◆ **Text to read**
Postby Acassidy » Tue Sep 10, 2019 6:59 pm

For extensive knowledge of boat repair look at the projects on this site,

https://www.thehulltruth.com/

The boating board has full boat restorations with lots of details and pictures.

That front damage is not common at all. But really any fiberglass boat repair is possible, if you know how to do it and have the time and energy to do it. I have seen boats where the whole side is crushed in and it is repaired to look new.

Look at this Hydrasporst boat on this video
https://www.youtube.com/watch?v=FHgIRP8Th7I&list=PL4wVqoD5uLB4DHJCj2wk4RUuQImoxmI7f&index=49

It shows how they rebuilt the side of the boat from extensive damage. This will give you some ideas on how to do the work on the front.

Most people see a boat like this and think it is junk. That is what makes boat restorers different than most other boat owners. Most people want to purchase a boat to enjoy by taking it out. I see potential in these project boats. I see the joy of doing to restoration work. It is like finding a rusted classic car.

◆ **Written request a**
In the forum post on boat repair, what does the writer say seeing potential in a project boat is like?
The forum post on boat repair has no connection to the rows that come after it.

◆ **Annotated element listings, with boxes**
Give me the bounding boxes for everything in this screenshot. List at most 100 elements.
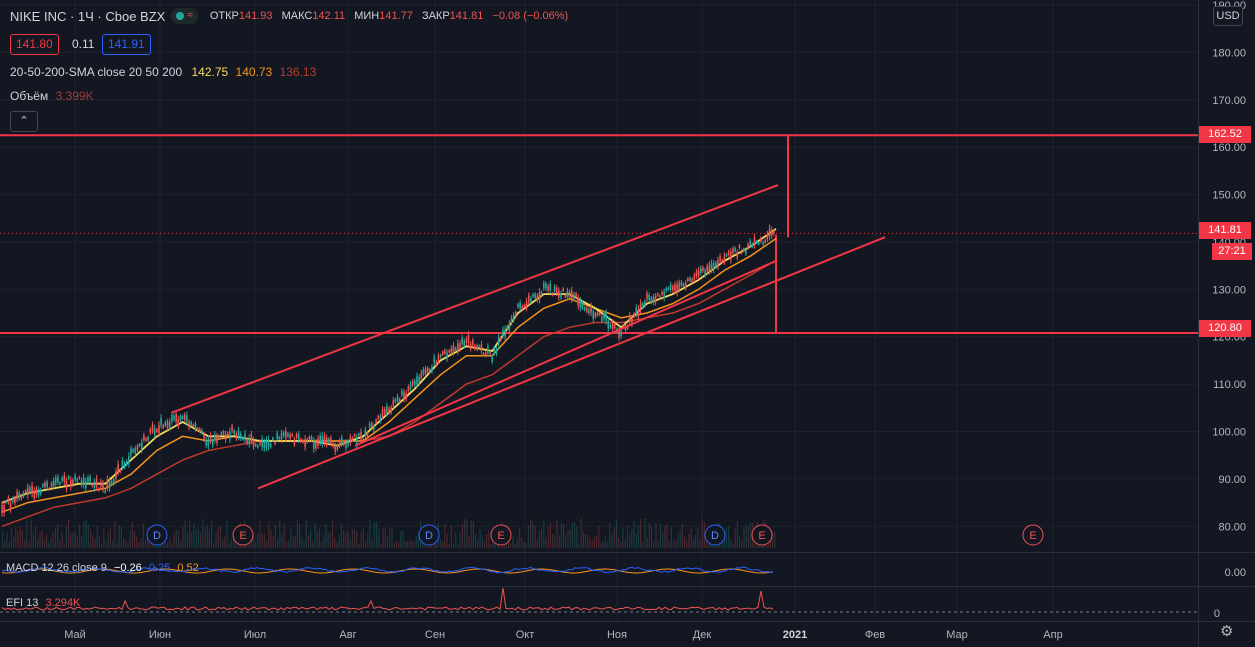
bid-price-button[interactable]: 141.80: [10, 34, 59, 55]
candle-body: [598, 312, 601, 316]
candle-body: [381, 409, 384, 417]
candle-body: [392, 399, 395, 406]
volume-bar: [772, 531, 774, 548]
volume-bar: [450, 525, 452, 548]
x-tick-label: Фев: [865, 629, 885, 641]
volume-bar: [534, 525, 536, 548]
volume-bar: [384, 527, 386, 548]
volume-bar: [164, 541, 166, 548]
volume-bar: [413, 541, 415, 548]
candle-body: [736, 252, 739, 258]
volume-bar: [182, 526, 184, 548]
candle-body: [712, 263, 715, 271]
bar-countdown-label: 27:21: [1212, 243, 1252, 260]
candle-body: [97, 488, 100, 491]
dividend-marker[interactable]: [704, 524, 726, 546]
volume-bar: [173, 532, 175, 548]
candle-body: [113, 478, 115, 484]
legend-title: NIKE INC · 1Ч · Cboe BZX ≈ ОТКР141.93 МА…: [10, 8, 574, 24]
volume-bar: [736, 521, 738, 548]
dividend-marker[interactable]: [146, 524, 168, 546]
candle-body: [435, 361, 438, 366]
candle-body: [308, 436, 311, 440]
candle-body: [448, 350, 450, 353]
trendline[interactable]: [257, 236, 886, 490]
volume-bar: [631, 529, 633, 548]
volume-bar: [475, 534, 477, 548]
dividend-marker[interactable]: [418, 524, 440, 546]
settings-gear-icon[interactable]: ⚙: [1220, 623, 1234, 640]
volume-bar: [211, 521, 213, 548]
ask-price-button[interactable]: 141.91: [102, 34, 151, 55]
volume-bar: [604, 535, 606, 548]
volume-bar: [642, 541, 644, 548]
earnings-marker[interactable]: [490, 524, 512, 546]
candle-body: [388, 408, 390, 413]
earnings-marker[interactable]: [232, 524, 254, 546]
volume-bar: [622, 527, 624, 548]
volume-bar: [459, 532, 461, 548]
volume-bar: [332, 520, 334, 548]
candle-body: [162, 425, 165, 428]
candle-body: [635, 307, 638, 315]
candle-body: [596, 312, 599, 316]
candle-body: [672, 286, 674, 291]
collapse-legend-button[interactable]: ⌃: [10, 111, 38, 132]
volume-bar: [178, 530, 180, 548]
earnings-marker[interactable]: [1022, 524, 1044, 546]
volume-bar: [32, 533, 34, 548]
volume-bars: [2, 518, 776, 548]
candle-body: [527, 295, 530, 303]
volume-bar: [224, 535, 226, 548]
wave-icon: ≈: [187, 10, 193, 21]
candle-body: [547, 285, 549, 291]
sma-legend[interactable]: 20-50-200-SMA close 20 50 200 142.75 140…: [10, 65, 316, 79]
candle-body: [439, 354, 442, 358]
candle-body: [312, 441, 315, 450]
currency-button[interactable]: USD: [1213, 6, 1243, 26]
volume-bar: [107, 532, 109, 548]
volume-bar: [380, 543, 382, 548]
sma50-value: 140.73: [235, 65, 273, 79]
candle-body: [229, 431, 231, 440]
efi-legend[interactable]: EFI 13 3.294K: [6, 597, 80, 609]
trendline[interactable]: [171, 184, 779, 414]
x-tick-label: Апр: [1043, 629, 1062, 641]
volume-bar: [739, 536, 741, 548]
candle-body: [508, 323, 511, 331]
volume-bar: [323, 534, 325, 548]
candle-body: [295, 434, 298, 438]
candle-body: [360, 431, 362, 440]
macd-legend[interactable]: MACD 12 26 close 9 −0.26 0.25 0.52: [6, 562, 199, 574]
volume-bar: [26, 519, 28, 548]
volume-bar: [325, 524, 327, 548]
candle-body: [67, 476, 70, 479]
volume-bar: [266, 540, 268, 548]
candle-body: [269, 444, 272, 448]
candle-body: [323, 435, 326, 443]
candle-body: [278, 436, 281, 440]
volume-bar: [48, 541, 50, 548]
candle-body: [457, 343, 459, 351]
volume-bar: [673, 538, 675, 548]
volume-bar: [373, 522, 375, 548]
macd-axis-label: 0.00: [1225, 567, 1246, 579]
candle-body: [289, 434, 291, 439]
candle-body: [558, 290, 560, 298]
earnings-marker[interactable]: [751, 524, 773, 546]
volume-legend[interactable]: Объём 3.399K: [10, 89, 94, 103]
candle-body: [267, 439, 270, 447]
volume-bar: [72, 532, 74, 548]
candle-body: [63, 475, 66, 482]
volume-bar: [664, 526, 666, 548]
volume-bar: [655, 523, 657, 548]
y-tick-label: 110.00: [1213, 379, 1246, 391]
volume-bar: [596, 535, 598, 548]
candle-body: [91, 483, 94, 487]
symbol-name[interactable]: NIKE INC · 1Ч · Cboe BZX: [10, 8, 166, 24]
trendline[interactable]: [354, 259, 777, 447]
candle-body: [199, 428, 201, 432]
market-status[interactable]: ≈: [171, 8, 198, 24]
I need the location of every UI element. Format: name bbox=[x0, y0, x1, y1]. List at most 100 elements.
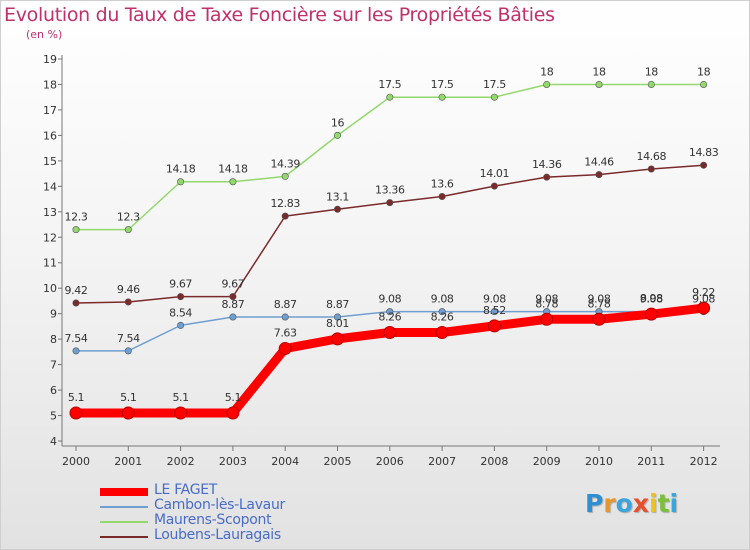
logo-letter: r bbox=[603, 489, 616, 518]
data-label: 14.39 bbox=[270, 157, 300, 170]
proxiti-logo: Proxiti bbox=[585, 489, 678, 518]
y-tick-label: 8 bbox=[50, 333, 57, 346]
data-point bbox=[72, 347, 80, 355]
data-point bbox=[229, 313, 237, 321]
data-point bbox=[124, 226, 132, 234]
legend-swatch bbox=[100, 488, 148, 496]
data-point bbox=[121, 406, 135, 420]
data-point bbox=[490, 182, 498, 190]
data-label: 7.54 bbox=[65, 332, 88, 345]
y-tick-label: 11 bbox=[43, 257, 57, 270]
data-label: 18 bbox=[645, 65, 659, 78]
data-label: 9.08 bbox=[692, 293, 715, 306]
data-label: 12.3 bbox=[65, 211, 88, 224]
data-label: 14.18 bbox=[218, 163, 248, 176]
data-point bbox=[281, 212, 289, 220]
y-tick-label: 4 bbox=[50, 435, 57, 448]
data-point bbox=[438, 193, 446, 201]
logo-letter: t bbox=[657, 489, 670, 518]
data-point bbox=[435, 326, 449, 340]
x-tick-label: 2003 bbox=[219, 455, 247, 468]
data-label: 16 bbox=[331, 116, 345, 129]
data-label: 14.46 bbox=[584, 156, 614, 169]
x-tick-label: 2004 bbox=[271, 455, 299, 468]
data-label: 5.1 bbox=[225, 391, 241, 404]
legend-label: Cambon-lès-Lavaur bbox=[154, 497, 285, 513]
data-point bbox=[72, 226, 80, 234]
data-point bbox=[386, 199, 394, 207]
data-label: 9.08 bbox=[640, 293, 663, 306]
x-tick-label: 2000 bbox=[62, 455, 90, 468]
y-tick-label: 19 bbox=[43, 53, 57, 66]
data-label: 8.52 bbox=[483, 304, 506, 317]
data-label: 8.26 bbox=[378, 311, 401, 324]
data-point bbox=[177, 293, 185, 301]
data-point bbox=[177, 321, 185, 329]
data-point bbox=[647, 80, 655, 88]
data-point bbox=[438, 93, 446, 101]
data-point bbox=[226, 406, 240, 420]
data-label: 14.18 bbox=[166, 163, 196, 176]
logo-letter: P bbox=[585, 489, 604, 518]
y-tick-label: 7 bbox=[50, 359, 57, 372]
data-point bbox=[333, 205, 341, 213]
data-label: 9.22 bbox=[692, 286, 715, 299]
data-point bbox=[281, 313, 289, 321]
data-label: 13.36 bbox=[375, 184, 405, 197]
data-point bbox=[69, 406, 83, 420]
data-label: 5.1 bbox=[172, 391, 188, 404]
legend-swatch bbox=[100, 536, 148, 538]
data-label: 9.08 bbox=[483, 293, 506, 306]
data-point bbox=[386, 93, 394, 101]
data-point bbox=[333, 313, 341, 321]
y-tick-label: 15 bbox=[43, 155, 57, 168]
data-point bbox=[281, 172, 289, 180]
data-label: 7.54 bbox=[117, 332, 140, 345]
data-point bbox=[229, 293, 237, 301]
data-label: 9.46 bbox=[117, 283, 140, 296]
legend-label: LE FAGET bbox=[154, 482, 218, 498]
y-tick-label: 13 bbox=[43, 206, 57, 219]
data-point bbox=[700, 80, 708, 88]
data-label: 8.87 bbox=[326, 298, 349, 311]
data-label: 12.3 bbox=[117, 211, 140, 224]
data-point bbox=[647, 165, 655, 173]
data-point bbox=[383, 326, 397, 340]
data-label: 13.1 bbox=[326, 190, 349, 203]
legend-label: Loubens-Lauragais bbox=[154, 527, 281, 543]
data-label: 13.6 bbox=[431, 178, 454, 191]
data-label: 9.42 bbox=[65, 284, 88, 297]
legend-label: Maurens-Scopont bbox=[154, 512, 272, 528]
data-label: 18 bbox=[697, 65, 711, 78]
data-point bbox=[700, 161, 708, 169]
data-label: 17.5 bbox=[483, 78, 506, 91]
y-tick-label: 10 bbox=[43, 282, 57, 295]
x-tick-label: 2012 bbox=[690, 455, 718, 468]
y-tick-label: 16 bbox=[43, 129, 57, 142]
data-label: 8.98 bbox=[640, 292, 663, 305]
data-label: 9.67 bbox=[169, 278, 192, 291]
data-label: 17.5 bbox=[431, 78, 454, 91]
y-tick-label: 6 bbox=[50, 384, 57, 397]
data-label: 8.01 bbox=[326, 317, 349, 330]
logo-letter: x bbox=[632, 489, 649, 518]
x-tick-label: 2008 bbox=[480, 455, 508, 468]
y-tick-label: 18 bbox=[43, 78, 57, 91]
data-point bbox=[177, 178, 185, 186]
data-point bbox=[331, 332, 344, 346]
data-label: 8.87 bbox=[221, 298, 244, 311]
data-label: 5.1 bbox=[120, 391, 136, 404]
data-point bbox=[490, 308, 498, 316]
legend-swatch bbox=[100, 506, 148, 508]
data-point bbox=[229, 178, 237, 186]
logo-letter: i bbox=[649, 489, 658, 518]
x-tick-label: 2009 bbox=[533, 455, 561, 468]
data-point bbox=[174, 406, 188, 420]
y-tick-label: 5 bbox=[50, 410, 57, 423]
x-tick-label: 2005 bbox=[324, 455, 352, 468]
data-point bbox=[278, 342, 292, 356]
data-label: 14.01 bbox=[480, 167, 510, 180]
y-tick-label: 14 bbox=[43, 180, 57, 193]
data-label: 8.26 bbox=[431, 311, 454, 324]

◆ **Written request b**
Return each line of the rows that contains the string "macd".

◆ **Exercise output a**
It is like finding a rusted classic car.

◆ **Exercise output b**
macd-legend[interactable]: MACD 12 26 close 9 −0.26 0.25 0.52: [6, 562, 199, 574]
macd-axis-label: 0.00: [1225, 567, 1246, 579]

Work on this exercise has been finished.